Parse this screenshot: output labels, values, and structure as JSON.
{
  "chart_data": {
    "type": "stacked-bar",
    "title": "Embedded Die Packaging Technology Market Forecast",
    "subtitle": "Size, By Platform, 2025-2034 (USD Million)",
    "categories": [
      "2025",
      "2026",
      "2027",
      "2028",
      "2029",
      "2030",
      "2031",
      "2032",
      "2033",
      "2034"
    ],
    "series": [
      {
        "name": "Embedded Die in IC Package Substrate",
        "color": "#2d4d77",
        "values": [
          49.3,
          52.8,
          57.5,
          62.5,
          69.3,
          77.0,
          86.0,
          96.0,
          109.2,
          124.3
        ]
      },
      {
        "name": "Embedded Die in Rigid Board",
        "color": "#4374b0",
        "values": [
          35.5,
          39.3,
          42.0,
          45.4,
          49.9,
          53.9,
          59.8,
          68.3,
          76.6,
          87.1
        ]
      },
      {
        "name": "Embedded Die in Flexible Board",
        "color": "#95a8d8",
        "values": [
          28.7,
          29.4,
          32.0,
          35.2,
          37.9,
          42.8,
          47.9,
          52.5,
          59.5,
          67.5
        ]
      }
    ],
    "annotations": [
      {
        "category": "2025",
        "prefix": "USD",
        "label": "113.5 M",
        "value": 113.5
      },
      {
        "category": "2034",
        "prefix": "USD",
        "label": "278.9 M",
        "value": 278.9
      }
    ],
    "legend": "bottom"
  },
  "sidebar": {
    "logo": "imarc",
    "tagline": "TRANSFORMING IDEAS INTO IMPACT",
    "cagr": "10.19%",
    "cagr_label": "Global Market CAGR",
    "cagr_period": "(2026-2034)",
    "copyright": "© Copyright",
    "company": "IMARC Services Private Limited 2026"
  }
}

▶ What to produce: Filter the records above and return every line that holds the word "Board".

▶ Answer:
        "name": "Embedded Die in Rigid Board",
        "name": "Embedded Die in Flexible Board",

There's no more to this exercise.